__Request 1__.
Rewrite the entries from their start through the line containing "heatmap-cell: N2 [87, 950, 132, 987]", changing every "heatmap-cell" to "grid-cell" and leaving everything else the same.

═════ Text block

# Who's spraying solid candy in houston



## fontaine4 (May 1, 2010)

Who spraying solid candy for a decent price in houston


----------



## slo (Jan 12, 2004)

Depends what you think dcent price is. Ike, Zefe, and jay I trust for stuff like that


----------



## fontaine4 (May 1, 2010)

ike is not decent he got them butt rape prices, what zefe be charging


----------



## elspock84 (Feb 1, 2005)

Hit up da homie sic713 :thumbsup:


----------



## slo (Jan 12, 2004)

fontaine4 said:


> ike is not decent he got them butt rape prices, what zefe and jay charge


any solid candy jambs and all with minimal to no bodywork starts at 3-4k and up depending whos doing it. really what you want to guage it on is who will get you correct complete the job and be satisfied.. dont chump out with a cheap job you will end up mad at IF it ever gets done.


----------



## fontaine4 (May 1, 2010)

i kno any where frm 2000-4500 but ike starts out at 6k, jus tryna see or their any other good places besides the big names in the city who get a lil fame and they prices sky rocket up... example ike, eddie at 3rd coast customs


----------



## switches4life (Dec 29, 2004)

══════════
═════ Records

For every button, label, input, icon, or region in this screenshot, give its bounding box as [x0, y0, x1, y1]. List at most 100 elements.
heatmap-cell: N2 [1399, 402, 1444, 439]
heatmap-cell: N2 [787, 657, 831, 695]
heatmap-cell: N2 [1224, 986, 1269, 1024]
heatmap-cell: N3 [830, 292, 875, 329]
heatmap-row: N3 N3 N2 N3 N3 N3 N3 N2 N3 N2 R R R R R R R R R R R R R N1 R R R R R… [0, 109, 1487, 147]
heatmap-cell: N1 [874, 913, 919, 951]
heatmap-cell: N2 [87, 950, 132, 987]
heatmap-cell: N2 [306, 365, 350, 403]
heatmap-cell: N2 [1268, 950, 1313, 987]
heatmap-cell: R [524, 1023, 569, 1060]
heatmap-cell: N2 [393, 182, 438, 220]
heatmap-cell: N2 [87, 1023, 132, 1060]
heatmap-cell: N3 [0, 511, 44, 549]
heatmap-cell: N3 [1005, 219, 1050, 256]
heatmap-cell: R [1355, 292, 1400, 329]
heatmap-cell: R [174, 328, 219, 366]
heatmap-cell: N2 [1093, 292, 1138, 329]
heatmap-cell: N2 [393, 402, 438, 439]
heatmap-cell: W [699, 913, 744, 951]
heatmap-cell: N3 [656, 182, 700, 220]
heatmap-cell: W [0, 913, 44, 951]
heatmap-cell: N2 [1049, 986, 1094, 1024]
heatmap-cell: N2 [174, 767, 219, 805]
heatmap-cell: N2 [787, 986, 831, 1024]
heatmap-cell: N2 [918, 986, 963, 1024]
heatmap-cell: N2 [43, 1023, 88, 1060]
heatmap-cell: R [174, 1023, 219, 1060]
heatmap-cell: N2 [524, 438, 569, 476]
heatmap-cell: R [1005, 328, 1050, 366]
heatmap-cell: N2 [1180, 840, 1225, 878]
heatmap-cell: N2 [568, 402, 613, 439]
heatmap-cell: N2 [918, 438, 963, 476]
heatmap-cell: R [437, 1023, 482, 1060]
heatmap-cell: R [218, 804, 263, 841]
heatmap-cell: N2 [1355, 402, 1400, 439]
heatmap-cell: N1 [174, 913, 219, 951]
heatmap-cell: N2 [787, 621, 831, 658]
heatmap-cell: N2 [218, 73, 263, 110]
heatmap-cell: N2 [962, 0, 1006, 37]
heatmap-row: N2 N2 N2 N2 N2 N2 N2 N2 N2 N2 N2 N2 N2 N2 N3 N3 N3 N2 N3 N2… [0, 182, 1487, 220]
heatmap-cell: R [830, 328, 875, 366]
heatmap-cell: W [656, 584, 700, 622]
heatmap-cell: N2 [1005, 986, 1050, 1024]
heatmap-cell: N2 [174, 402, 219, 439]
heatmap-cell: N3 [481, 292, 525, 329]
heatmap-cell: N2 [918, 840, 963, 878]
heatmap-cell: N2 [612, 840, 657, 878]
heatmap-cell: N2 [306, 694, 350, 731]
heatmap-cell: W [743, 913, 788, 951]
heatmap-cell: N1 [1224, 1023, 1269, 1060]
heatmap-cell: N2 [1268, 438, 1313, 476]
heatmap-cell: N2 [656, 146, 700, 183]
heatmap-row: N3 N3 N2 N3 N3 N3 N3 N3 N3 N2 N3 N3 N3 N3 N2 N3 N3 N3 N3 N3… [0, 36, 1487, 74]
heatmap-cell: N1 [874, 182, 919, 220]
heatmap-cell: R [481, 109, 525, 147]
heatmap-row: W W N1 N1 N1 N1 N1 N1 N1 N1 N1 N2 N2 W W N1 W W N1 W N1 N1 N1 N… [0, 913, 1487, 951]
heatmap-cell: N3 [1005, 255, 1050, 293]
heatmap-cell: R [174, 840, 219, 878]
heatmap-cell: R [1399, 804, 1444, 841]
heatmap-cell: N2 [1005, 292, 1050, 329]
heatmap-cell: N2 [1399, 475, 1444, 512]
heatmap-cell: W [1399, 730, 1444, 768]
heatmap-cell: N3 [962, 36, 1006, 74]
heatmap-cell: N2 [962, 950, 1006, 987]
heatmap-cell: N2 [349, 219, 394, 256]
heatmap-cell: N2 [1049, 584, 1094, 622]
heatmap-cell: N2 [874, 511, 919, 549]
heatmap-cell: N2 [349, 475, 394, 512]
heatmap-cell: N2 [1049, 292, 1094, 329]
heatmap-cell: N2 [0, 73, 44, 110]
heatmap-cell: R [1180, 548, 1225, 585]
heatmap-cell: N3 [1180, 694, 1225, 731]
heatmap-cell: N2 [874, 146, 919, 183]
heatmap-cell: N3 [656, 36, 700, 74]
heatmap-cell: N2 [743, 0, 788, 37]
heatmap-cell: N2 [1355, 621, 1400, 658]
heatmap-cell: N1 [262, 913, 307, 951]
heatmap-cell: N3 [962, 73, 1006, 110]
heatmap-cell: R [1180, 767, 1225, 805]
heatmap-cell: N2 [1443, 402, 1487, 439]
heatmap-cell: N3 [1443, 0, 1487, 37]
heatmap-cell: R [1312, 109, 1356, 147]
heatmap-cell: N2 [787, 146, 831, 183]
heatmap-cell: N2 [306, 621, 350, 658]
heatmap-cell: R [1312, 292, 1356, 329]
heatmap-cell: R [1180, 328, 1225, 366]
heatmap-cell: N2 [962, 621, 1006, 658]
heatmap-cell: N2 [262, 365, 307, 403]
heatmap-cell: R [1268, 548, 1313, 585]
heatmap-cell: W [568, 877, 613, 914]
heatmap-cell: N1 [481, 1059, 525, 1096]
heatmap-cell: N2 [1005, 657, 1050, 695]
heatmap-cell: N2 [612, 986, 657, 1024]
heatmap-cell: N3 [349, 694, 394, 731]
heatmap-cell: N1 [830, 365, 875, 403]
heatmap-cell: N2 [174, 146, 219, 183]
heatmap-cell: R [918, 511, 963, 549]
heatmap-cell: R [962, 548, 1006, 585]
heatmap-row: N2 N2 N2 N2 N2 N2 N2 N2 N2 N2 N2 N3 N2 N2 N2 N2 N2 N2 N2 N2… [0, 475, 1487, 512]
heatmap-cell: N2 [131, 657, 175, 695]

══════════

__Request 2__.
Duplicate the entire forum thread about solid candy paint jobs in Houston, word for word.

__Correct result 1__.
For every button, label, input, icon, or region in this screenshot, give its bounding box as [x0, y0, x1, y1]. List at most 100 elements.
grid-cell: N2 [1399, 402, 1444, 439]
grid-cell: N2 [787, 657, 831, 695]
grid-cell: N2 [1224, 986, 1269, 1024]
grid-cell: N3 [830, 292, 875, 329]
heatmap-row: N3 N3 N2 N3 N3 N3 N3 N2 N3 N2 R R R R R R R R R R R R R N1 R R R R R… [0, 109, 1487, 147]
grid-cell: N1 [874, 913, 919, 951]
grid-cell: N2 [87, 950, 132, 987]

__Correct result 2__.
# Who's spraying solid candy in houston



## fontaine4 (May 1, 2010)

Who spraying solid candy for a decent price in houston


----------



## slo (Jan 12, 2004)

Depends what you think dcent price is. Ike, Zefe, and jay I trust for stuff like that


----------



## fontaine4 (May 1, 2010)

ike is not decent he got them butt rape prices, what zefe be charging


----------



## elspock84 (Feb 1, 2005)

Hit up da homie sic713 :thumbsup:


----------



## slo (Jan 12, 2004)

fontaine4 said:


> ike is not decent he got them butt rape prices, what zefe and jay charge


any solid candy jambs and all with minimal to no bodywork starts at 3-4k and up depending whos doing it. really what you want to guage it on is who will get you correct complete the job and be satisfied.. dont chump out with a cheap job you will end up mad at IF it ever gets done.


----------



## fontaine4 (May 1, 2010)

i kno any where frm 2000-4500 but ike starts out at 6k, jus tryna see or their any other good places besides the big names in the city who get a lil fame and they prices sky rocket up... example ike, eddie at 3rd coast customs


----------



## switches4life (Dec 29, 2004)